The answer must consist of every line below containing "chest".
Top of Excerpted records
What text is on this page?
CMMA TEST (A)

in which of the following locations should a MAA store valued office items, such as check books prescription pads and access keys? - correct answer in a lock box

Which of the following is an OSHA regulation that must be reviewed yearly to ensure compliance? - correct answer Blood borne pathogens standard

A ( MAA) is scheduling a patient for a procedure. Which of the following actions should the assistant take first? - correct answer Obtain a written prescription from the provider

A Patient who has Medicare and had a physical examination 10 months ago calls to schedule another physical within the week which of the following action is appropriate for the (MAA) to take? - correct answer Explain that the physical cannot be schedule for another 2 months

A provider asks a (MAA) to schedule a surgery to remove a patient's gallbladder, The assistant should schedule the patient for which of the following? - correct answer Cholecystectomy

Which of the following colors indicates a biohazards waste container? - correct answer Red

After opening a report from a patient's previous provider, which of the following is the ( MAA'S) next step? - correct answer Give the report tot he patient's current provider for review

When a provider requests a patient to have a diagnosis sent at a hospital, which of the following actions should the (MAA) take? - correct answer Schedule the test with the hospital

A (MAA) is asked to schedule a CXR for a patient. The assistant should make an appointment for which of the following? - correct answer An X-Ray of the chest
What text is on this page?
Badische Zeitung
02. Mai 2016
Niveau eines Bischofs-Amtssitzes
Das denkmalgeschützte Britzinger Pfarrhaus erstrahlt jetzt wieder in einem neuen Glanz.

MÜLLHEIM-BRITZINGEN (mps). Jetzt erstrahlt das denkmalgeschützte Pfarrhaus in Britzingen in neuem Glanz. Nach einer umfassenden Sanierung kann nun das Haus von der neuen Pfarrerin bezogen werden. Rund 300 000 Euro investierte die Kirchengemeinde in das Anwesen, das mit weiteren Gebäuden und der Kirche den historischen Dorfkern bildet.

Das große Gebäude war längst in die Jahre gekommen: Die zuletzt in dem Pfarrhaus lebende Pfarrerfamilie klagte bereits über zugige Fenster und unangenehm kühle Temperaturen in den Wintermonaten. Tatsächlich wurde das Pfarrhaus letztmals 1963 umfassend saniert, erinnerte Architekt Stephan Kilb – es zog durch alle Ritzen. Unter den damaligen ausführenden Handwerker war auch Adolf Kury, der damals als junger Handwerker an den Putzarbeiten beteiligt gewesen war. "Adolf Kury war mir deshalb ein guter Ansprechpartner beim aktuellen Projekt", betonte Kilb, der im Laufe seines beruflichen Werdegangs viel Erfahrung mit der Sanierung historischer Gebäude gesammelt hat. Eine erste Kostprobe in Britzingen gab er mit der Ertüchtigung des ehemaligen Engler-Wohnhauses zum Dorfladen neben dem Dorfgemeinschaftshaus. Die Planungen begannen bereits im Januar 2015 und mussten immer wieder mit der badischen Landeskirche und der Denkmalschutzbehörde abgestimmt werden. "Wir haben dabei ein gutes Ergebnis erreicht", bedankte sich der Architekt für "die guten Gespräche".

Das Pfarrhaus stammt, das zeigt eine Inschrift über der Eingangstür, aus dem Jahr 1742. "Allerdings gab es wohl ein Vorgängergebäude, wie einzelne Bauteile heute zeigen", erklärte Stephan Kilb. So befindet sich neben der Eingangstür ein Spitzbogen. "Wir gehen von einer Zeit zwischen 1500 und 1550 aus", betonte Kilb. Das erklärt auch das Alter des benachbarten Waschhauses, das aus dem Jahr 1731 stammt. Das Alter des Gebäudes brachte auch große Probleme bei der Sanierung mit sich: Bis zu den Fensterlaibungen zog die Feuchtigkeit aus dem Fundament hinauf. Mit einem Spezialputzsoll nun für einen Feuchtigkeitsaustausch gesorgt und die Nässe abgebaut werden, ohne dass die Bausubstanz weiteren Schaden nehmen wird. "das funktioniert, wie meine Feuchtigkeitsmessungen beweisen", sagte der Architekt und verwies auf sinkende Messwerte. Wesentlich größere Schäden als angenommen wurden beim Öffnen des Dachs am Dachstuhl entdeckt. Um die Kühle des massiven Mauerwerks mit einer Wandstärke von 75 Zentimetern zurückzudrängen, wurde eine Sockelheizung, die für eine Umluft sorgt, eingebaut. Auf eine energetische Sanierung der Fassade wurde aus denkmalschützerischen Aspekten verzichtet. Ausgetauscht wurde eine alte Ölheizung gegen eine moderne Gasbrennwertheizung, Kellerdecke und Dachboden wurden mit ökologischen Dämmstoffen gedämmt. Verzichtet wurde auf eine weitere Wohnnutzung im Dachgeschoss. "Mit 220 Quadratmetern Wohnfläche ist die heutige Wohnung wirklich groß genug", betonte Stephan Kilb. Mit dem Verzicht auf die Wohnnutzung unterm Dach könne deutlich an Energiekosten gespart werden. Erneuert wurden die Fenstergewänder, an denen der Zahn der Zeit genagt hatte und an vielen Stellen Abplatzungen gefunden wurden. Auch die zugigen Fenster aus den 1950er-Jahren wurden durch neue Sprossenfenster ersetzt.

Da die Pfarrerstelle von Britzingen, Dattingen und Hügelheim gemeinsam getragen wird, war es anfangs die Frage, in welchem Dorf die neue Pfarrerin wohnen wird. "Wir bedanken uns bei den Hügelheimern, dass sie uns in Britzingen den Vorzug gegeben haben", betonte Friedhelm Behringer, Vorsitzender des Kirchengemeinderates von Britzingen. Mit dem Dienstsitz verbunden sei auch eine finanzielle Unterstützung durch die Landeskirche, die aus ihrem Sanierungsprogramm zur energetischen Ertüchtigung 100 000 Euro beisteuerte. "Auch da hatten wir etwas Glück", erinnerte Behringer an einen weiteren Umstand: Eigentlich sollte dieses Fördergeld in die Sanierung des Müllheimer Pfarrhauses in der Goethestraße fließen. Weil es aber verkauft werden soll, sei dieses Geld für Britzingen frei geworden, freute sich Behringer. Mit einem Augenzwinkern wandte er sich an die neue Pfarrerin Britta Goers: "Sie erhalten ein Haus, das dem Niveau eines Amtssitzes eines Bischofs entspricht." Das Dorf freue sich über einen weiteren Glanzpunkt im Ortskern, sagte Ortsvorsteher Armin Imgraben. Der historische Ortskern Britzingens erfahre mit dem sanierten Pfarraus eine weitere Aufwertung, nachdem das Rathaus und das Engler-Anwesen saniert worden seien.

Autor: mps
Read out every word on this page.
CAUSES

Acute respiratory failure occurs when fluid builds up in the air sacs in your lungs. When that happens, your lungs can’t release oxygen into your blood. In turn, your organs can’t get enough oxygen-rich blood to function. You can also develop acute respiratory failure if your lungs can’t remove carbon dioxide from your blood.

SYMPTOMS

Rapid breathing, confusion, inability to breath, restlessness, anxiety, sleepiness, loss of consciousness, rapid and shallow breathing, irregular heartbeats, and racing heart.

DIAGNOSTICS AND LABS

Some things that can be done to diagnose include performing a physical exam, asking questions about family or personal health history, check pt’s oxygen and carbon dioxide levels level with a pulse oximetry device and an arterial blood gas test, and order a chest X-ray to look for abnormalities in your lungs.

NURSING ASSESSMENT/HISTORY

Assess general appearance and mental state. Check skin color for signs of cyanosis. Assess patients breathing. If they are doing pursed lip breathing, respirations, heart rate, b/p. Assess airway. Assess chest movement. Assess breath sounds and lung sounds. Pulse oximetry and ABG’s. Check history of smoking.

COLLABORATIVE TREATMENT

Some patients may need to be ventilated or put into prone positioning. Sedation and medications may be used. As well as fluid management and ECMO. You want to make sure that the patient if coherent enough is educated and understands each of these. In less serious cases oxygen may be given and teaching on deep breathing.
Bottom of Excerpted records
Response to the task:
A (MAA) is asked to schedule a CXR for a patient. The assistant should make an appointment for which of the following? - correct answer An X-Ray of the chest
Some things that can be done to diagnose include performing a physical exam, asking questions about family or personal health history, check pt’s oxygen and carbon dioxide levels level with a pulse oximetry device and an arterial blood gas test, and order a chest X-ray to look for abnormalities in your lungs.
Assess general appearance and mental state. Check skin color for signs of cyanosis. Assess patients breathing. If they are doing pursed lip breathing, respirations, heart rate, b/p. Assess airway. Assess chest movement. Assess breath sounds and lung sounds. Pulse oximetry and ABG’s. Check history of smoking.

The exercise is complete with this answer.